*Exercise requirements*
Across the entries, how many lines have the string "word" in them? Reply with only a number.

*Task material*
┏━━

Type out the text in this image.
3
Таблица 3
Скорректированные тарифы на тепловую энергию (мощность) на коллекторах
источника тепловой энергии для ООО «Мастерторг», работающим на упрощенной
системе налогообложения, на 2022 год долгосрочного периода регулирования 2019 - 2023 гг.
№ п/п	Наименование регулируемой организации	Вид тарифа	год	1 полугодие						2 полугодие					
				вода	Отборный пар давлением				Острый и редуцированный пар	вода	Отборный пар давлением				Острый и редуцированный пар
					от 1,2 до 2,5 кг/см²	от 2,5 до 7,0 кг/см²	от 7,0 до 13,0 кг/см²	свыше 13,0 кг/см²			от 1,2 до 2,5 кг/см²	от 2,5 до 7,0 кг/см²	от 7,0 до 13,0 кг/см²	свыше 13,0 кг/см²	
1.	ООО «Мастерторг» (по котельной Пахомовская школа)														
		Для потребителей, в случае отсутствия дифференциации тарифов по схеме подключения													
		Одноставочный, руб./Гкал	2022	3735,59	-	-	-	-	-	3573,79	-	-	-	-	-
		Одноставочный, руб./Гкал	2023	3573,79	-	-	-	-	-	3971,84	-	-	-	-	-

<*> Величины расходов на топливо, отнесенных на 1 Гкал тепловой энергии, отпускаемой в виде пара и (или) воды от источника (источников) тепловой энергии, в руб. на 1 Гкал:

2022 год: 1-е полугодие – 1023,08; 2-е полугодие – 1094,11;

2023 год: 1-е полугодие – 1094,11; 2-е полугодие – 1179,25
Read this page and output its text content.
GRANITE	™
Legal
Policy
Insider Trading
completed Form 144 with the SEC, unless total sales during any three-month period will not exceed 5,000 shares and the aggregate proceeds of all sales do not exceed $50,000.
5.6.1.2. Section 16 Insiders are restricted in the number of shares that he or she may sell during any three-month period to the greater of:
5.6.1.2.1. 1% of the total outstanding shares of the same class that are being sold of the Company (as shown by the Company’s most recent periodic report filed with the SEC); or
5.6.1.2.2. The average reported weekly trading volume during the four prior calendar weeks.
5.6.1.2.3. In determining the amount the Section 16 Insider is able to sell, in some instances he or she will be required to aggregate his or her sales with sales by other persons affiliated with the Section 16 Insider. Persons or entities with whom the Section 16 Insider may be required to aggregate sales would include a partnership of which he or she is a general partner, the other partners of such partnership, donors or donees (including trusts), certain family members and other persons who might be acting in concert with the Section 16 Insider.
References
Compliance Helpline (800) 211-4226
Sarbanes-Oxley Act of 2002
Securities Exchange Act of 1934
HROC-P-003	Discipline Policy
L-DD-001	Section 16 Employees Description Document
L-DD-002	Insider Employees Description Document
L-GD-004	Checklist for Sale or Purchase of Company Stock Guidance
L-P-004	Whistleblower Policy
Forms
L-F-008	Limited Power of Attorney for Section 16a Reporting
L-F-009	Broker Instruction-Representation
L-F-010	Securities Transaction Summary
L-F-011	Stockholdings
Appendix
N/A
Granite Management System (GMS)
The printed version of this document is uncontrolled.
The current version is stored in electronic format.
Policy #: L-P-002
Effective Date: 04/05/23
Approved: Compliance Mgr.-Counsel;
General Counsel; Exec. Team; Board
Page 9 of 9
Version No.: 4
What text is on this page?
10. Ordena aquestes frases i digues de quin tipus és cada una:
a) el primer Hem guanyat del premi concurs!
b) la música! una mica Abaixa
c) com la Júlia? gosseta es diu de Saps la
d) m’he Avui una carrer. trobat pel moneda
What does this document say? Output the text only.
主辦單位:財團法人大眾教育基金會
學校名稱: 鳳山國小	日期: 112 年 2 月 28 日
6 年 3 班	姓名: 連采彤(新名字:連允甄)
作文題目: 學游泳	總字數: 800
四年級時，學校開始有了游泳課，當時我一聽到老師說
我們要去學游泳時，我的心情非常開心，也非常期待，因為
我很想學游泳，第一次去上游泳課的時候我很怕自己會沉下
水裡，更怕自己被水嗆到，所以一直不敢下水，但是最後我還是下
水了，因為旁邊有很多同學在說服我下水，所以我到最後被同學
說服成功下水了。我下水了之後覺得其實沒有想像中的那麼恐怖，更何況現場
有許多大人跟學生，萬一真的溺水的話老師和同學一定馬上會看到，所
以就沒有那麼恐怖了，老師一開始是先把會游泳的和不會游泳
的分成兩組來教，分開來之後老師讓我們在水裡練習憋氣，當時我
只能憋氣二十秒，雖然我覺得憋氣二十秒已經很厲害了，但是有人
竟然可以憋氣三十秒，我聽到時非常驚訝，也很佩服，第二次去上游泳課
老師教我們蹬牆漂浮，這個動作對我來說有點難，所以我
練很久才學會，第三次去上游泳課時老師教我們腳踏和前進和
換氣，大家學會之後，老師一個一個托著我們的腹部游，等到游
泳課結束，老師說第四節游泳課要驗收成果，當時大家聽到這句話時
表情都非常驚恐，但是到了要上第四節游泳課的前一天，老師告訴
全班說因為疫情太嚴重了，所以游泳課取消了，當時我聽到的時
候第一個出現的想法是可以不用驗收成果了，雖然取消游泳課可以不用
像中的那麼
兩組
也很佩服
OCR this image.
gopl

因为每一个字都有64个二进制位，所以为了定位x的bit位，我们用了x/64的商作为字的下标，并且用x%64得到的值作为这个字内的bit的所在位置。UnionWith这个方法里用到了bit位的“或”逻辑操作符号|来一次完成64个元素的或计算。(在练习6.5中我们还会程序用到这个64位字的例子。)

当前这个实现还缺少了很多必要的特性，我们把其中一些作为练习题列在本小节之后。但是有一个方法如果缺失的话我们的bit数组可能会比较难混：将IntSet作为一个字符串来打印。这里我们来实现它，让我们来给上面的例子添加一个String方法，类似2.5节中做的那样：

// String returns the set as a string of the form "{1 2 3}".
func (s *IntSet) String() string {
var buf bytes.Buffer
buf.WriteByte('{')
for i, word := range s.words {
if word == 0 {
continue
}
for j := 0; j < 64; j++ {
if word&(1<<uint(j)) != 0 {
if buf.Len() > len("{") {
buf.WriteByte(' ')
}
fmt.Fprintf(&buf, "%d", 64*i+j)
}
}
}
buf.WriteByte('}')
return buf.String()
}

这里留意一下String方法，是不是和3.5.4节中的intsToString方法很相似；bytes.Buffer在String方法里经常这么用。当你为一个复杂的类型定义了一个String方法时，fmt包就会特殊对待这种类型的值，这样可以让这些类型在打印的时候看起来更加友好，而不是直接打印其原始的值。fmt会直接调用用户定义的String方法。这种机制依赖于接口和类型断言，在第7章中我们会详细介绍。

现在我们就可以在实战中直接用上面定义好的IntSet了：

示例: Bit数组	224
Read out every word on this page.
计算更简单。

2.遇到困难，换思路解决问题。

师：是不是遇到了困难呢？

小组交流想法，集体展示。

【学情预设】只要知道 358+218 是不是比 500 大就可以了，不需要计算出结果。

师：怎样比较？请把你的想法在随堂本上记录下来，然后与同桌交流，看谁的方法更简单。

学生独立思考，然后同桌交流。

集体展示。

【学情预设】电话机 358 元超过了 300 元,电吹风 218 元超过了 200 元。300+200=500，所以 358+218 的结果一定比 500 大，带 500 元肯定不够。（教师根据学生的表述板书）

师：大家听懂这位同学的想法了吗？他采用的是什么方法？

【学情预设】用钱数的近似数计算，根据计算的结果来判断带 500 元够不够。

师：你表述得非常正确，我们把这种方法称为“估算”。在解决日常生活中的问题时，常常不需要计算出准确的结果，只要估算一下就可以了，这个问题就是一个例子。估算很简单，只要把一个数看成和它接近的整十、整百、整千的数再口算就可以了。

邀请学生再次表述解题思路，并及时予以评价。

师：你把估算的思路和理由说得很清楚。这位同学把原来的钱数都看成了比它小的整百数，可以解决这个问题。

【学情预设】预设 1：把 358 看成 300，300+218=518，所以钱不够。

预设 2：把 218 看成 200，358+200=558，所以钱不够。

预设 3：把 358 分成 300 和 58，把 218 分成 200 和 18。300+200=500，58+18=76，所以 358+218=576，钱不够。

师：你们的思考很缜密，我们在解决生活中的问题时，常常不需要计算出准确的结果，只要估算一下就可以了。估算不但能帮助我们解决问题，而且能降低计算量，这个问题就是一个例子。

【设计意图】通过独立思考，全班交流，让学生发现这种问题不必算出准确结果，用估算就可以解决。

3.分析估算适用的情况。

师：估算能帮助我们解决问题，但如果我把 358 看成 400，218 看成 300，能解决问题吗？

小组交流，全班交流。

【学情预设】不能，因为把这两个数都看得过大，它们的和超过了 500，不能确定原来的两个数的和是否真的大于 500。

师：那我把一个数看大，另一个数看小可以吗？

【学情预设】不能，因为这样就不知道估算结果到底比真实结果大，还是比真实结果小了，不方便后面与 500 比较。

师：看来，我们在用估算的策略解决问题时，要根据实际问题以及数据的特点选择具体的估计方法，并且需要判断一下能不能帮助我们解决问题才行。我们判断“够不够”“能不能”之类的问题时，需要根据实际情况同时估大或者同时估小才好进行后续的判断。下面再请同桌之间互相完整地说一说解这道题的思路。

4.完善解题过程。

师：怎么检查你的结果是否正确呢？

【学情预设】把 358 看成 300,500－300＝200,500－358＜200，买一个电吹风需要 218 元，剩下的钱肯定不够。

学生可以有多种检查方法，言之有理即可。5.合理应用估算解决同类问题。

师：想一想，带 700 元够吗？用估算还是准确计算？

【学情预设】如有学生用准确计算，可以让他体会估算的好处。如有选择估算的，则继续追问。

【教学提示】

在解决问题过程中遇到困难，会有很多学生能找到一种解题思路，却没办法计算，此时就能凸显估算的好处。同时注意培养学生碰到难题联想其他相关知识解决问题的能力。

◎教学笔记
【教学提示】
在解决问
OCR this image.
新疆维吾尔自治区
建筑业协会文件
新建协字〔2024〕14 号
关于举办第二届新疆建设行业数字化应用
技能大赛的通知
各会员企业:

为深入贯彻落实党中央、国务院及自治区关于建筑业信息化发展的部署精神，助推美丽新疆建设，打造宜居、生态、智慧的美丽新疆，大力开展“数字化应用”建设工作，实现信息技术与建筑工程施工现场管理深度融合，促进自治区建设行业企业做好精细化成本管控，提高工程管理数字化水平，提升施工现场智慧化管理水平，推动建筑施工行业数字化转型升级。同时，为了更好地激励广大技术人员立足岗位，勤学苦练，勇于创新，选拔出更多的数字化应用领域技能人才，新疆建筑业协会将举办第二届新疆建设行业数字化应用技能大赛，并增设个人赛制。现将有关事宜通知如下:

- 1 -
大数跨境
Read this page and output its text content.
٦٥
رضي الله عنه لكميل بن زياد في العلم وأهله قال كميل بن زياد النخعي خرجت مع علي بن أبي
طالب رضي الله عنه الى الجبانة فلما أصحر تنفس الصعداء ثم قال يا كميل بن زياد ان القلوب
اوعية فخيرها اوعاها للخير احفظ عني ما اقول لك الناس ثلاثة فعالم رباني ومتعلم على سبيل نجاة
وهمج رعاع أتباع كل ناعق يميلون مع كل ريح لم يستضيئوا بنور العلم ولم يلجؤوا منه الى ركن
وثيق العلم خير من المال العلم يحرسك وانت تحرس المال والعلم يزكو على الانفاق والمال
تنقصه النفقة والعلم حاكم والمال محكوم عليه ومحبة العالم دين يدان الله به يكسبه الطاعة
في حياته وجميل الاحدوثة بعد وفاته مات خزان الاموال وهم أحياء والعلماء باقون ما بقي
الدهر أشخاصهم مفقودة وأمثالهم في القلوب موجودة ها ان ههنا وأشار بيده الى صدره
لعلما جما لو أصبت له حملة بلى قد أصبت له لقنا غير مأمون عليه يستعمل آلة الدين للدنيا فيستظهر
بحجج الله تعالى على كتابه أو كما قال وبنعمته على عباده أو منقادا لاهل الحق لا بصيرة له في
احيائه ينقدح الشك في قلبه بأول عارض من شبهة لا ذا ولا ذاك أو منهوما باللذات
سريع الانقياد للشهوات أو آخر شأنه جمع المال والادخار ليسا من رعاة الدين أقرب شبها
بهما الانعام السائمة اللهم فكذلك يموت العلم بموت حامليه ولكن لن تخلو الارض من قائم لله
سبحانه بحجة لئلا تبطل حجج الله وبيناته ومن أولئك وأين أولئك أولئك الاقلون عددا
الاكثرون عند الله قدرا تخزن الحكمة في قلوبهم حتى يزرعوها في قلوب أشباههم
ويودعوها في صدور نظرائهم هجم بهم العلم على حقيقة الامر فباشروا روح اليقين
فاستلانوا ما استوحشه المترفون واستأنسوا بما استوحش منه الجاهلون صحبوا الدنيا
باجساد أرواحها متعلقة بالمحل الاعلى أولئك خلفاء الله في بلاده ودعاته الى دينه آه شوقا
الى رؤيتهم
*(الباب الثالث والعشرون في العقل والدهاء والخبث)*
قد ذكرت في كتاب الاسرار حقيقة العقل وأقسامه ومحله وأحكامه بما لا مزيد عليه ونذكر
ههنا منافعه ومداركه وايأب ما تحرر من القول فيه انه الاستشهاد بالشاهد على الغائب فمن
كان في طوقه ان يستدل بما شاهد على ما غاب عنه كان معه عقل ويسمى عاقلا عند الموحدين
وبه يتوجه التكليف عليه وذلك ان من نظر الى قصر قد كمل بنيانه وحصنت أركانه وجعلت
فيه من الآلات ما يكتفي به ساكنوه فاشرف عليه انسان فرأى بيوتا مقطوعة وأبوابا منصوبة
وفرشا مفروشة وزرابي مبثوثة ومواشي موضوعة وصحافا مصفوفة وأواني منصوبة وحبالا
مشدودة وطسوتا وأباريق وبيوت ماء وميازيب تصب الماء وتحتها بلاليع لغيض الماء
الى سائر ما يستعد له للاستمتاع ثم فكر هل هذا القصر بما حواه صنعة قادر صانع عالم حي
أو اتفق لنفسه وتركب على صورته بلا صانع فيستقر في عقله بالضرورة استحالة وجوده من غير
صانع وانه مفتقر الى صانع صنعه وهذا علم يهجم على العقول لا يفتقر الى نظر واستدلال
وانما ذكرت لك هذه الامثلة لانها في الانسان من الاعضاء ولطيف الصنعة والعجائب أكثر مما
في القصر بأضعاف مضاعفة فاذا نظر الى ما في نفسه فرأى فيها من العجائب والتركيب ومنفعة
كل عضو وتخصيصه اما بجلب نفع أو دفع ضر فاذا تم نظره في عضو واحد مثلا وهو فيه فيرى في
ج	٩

┗━━

*Solution to this problem*
4